Stored data entries
— Start —

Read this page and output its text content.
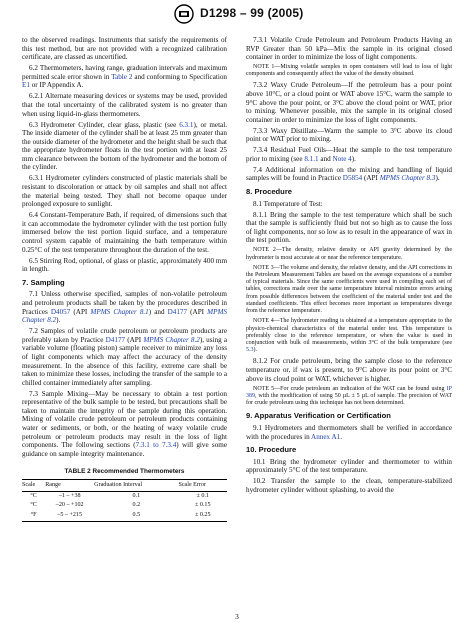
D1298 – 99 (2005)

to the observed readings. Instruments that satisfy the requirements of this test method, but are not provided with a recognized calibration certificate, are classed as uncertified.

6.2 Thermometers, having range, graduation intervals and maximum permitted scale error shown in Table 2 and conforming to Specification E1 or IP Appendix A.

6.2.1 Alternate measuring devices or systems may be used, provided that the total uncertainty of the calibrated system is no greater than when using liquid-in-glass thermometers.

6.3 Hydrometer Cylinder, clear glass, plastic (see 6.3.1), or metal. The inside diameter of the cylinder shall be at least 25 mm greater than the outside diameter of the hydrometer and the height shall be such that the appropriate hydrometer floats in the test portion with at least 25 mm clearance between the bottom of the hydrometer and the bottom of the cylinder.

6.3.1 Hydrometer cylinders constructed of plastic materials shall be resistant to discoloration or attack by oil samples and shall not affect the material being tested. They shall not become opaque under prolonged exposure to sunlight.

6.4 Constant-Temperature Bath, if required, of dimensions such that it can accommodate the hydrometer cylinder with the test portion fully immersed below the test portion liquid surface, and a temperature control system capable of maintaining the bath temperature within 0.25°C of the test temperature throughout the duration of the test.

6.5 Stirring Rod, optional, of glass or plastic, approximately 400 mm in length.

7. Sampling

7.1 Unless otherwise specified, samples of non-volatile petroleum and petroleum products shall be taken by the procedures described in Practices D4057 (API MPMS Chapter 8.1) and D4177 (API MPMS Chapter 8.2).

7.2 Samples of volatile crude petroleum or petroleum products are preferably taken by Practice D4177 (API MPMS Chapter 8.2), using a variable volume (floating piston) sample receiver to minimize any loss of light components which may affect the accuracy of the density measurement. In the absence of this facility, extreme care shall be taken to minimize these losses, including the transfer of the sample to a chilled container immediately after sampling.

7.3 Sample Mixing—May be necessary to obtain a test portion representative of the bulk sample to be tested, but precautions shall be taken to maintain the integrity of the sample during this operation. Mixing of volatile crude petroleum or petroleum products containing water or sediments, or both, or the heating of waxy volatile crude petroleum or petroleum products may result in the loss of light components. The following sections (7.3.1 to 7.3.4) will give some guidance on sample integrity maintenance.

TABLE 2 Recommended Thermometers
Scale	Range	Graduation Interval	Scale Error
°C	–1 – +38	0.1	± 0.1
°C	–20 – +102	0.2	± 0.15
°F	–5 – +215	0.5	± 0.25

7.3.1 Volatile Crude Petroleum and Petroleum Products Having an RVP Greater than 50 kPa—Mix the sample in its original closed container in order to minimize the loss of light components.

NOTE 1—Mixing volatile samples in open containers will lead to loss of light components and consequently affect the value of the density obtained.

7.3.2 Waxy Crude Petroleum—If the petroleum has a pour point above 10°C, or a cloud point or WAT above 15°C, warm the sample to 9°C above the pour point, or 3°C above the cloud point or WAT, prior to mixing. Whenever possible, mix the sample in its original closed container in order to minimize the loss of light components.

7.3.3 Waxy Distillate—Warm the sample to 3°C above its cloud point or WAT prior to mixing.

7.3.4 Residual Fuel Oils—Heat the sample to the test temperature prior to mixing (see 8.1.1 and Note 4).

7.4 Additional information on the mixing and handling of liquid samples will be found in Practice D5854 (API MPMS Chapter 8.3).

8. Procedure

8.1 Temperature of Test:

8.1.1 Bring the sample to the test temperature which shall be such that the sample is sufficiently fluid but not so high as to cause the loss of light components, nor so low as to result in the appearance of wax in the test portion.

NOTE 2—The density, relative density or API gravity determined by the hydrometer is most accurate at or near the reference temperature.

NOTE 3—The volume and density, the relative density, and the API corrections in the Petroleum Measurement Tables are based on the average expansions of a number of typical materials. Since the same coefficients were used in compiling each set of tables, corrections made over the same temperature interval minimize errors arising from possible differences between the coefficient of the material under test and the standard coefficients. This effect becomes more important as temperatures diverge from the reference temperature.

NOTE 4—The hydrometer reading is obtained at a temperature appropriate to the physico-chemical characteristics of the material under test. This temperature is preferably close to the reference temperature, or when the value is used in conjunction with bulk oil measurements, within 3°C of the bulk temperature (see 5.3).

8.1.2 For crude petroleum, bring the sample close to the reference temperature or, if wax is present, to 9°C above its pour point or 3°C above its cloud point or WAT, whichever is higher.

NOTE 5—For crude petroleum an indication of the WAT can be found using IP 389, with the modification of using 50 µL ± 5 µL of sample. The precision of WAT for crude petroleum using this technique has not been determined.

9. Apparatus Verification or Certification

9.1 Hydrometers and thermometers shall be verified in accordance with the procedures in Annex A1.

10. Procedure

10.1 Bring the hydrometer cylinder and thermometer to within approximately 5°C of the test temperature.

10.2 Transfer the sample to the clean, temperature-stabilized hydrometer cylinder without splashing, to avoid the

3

— End —
— Start —

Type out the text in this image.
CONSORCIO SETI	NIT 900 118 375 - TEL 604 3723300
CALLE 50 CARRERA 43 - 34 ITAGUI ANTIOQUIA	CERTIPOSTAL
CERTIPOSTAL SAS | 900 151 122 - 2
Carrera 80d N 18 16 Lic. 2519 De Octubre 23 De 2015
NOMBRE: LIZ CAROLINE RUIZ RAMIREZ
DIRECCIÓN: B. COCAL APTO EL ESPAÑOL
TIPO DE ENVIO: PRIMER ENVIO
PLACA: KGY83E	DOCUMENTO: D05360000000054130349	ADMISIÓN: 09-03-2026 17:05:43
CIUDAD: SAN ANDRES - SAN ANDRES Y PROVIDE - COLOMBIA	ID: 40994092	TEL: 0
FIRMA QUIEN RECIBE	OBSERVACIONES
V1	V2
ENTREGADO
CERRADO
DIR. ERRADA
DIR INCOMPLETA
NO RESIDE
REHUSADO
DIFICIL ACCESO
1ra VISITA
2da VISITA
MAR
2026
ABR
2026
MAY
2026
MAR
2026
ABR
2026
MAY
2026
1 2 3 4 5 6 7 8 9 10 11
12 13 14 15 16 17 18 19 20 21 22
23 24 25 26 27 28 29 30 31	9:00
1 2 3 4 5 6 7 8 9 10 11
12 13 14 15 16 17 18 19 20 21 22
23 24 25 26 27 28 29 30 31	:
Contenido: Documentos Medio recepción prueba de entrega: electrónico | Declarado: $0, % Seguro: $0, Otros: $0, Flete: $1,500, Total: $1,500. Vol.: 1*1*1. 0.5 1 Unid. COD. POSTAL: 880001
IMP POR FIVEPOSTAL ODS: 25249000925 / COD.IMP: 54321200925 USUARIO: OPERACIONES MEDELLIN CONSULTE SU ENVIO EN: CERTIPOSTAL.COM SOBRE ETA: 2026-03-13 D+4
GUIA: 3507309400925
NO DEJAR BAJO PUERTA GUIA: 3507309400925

— End —

[Request]
Check the data for the word "text" and pull out the lines that have it.

[Full answer]
Read this page and output its text content.
Type out the text in this image.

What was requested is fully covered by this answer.